## [WHAT YOU WILL DO]
Which lines of the records contain "average"? Collect every one of them.
* Begin *
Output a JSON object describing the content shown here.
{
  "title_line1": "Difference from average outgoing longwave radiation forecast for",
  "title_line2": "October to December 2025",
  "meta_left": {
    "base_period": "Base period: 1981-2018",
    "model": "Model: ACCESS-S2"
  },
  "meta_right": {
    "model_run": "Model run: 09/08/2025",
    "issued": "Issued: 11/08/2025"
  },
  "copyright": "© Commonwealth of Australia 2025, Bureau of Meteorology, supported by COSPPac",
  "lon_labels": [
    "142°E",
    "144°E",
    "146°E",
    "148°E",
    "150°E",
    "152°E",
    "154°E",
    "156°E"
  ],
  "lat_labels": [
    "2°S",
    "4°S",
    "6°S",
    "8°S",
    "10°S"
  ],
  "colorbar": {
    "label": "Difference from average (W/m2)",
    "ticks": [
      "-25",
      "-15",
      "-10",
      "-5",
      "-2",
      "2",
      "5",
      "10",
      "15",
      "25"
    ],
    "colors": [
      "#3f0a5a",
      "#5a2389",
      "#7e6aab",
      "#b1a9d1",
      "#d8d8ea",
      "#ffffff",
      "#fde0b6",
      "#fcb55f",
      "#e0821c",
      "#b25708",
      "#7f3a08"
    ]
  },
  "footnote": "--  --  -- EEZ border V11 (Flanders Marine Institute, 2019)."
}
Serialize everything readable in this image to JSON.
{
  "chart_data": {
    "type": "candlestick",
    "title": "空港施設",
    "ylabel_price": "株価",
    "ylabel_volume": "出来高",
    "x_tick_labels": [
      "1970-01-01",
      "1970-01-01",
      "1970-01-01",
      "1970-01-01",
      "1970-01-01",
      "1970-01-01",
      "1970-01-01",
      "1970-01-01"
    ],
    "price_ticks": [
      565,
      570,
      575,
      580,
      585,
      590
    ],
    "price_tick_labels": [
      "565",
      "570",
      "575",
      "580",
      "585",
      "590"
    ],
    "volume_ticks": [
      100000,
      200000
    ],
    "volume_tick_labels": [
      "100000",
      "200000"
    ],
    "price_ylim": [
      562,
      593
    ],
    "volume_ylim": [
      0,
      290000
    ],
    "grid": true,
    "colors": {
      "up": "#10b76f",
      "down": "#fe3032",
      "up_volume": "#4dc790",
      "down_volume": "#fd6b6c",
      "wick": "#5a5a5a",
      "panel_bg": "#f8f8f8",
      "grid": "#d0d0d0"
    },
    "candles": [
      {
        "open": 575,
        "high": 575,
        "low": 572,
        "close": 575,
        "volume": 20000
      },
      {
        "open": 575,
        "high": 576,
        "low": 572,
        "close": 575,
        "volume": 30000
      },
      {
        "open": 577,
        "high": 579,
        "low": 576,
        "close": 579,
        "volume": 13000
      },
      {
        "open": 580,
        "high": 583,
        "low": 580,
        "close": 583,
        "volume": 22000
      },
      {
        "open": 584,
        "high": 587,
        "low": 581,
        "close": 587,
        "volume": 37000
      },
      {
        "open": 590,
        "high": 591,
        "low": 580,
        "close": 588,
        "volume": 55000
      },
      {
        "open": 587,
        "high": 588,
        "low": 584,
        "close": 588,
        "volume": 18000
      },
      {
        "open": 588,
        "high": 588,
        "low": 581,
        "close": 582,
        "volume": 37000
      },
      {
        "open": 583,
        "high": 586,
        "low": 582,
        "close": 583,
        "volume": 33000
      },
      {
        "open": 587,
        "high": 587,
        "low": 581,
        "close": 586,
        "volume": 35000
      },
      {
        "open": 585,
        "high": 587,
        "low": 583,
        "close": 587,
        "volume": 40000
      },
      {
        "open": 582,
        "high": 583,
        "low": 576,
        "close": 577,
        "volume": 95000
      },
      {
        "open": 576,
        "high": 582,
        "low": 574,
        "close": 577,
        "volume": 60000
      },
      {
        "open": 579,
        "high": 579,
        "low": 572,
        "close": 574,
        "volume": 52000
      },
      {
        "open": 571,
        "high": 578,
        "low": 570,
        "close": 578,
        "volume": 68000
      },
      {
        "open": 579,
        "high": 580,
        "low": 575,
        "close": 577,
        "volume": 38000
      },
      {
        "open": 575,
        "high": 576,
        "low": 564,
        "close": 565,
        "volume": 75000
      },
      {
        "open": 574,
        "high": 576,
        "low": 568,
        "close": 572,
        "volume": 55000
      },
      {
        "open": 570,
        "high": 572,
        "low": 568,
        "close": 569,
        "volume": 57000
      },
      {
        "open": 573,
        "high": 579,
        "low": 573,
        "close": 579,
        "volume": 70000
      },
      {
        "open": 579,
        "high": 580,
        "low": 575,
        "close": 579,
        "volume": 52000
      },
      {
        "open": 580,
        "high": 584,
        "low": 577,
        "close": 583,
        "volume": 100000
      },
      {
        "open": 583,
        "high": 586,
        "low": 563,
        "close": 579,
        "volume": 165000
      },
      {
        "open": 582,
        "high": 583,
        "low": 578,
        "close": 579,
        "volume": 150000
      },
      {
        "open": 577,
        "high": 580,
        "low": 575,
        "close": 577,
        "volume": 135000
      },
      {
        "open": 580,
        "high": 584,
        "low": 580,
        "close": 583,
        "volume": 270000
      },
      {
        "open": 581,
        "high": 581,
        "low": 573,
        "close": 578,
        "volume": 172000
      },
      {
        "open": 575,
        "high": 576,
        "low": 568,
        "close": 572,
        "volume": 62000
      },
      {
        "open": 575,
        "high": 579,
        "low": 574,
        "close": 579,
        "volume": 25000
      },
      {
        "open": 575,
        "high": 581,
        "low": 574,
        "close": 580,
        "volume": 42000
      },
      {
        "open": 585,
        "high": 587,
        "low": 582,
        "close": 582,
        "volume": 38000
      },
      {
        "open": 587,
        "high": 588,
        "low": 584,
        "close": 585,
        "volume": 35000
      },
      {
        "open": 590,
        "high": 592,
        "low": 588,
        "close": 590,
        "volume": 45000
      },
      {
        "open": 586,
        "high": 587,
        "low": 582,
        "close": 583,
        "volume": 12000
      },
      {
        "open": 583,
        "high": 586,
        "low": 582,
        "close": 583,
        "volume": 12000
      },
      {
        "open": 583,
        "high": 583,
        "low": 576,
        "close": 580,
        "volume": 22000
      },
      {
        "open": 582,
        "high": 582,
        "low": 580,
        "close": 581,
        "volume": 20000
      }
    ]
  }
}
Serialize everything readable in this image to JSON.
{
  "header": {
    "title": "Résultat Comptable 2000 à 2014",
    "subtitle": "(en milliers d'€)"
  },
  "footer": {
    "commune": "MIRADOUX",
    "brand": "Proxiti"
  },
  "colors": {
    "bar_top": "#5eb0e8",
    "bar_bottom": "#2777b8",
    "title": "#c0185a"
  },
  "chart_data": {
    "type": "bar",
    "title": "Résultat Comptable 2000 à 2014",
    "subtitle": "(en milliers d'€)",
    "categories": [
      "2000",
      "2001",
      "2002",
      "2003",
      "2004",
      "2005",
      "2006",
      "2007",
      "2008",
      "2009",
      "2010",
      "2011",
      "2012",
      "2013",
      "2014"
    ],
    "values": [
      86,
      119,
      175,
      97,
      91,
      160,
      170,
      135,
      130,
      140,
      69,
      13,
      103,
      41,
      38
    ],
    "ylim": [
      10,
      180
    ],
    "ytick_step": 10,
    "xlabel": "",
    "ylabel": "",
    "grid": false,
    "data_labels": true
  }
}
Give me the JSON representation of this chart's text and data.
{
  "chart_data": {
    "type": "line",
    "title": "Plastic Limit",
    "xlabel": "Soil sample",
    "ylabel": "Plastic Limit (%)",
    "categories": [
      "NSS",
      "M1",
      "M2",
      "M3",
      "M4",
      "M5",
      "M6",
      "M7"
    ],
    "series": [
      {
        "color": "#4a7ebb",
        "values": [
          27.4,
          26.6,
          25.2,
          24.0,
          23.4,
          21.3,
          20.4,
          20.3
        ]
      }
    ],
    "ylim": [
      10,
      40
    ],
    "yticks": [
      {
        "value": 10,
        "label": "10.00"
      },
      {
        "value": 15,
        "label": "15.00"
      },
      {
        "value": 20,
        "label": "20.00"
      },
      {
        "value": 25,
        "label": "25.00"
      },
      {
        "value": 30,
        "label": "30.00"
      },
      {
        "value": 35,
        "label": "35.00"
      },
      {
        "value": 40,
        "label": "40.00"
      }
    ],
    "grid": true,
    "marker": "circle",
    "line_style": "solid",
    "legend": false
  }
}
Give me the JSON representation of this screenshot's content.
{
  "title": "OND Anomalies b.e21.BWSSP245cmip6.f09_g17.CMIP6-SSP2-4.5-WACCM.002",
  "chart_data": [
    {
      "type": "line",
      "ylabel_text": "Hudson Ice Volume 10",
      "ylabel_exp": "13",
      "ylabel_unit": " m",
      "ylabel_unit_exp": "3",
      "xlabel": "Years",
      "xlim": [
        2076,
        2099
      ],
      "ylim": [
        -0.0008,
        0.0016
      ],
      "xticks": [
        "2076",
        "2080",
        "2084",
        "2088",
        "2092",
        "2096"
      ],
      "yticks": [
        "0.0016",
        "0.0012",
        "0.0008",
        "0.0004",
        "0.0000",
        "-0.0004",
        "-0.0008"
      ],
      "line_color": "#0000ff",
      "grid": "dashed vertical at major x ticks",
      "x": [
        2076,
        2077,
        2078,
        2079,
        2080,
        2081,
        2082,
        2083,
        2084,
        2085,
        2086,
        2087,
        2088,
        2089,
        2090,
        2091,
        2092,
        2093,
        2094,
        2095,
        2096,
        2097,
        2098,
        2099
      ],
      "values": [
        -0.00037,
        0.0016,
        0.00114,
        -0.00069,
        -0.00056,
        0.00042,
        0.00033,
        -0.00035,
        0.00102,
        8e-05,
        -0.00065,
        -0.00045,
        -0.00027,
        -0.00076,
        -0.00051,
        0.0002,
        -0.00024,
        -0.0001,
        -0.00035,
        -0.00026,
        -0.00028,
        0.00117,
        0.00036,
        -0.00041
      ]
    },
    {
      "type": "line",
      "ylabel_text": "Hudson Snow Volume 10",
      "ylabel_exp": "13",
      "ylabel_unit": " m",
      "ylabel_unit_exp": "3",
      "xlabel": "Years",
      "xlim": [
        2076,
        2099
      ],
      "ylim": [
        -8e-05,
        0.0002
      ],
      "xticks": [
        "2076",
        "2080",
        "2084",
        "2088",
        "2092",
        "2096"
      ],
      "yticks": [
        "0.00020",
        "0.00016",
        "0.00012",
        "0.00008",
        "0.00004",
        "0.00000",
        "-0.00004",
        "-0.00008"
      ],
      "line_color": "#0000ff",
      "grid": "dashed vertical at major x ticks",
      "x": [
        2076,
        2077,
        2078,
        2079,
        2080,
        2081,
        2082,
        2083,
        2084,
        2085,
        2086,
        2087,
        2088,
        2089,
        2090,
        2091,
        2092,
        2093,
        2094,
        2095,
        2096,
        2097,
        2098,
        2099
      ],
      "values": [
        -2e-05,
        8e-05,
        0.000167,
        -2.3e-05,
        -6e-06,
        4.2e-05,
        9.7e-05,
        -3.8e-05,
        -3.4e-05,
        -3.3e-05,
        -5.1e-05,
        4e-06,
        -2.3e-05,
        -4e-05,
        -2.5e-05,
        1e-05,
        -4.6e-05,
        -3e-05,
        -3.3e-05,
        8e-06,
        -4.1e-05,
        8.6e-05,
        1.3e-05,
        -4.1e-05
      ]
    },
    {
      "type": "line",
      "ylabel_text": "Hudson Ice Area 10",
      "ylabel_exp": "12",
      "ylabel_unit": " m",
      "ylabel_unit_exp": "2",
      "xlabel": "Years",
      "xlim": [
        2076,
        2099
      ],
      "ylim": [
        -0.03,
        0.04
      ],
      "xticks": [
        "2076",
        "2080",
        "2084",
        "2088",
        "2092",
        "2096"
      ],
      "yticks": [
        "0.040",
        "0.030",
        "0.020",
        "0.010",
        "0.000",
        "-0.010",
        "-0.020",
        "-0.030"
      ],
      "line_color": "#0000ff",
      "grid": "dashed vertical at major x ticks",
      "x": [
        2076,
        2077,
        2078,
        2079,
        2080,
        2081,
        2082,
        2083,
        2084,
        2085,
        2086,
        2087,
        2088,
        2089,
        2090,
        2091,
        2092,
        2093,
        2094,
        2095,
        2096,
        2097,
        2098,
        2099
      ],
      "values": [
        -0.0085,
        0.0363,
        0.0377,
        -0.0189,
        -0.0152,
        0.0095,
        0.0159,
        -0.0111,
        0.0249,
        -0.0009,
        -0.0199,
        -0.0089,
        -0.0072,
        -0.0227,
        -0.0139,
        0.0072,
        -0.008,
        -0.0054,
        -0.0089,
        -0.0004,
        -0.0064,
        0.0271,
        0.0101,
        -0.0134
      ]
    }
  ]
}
* End *
## [SOLUTION BELOW]
  "title_line1": "Difference from average outgoing longwave radiation forecast for",
    "label": "Difference from average (W/m2)",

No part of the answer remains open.